==== MATERIAL FOR THIS TASK

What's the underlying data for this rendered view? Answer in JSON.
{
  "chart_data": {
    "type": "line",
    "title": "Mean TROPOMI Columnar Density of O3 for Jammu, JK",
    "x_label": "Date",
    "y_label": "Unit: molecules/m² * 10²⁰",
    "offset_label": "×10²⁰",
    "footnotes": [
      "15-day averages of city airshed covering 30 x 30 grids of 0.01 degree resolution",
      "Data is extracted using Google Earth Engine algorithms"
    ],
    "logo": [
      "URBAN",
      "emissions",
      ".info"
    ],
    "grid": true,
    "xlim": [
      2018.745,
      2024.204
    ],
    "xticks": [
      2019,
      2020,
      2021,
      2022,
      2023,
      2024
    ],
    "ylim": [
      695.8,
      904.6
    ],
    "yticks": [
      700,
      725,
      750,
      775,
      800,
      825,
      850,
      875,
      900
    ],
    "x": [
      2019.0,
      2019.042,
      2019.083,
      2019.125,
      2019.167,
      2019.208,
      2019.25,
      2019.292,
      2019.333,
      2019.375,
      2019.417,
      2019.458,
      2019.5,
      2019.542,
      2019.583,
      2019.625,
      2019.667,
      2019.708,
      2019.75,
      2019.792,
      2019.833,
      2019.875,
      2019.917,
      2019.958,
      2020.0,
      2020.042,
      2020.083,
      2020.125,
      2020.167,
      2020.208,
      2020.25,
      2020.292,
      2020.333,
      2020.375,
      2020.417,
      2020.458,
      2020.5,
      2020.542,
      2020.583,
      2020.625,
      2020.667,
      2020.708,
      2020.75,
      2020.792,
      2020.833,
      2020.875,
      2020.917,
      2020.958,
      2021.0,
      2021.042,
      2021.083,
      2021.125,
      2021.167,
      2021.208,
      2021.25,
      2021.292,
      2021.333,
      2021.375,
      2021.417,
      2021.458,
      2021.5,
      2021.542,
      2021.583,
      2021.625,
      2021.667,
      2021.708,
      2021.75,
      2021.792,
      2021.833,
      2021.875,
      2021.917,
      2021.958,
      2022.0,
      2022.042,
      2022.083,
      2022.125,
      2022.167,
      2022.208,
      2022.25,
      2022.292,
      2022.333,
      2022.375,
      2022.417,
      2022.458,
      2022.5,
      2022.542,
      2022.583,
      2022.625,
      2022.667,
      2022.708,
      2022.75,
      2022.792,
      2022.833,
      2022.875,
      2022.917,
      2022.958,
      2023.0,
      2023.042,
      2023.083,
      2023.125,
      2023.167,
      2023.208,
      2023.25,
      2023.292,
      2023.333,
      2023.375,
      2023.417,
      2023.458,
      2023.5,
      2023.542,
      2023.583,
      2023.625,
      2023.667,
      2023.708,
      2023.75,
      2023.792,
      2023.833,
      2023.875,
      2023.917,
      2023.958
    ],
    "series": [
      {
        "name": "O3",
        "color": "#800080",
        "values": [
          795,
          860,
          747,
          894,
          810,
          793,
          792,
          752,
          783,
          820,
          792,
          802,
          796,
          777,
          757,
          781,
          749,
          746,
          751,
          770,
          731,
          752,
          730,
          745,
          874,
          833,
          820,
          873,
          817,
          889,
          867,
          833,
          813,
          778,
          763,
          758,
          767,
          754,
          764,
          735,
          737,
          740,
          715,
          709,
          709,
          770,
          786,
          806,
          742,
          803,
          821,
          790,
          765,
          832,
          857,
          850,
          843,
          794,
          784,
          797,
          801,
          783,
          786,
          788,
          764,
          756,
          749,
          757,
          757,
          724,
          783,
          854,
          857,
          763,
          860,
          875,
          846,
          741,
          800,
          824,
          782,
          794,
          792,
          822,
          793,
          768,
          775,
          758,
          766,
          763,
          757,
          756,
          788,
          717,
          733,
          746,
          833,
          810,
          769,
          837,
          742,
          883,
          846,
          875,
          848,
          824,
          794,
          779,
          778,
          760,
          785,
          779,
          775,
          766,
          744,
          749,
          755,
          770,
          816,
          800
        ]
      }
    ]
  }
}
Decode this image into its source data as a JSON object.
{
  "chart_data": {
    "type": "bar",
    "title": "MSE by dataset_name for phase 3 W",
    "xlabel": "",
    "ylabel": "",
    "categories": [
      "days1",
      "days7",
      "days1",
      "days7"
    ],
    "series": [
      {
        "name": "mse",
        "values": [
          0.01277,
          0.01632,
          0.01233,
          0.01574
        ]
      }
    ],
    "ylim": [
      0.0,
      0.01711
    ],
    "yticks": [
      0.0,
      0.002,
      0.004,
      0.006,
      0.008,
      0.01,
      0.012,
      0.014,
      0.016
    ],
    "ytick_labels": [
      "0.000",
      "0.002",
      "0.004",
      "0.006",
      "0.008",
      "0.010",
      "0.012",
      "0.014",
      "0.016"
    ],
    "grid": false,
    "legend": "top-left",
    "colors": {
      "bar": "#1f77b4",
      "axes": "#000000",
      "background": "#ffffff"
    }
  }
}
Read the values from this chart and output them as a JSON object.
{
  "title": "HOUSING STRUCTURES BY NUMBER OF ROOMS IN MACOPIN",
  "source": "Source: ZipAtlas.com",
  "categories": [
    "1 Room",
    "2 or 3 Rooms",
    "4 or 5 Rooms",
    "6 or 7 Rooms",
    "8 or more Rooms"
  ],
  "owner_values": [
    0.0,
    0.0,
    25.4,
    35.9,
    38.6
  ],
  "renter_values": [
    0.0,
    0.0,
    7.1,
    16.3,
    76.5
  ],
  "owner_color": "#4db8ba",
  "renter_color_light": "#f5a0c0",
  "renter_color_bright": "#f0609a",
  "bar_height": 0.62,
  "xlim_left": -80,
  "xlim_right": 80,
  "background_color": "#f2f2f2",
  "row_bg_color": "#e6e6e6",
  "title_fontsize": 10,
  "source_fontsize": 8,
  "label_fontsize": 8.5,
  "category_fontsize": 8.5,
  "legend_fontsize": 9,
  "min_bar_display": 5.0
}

========

DIRECTIONS:
Write out every line of the listing that holds the word "object".

PROBLEM SOLUTION:
Decode this image into its source data as a JSON object.
Read the values from this chart and output them as a JSON object.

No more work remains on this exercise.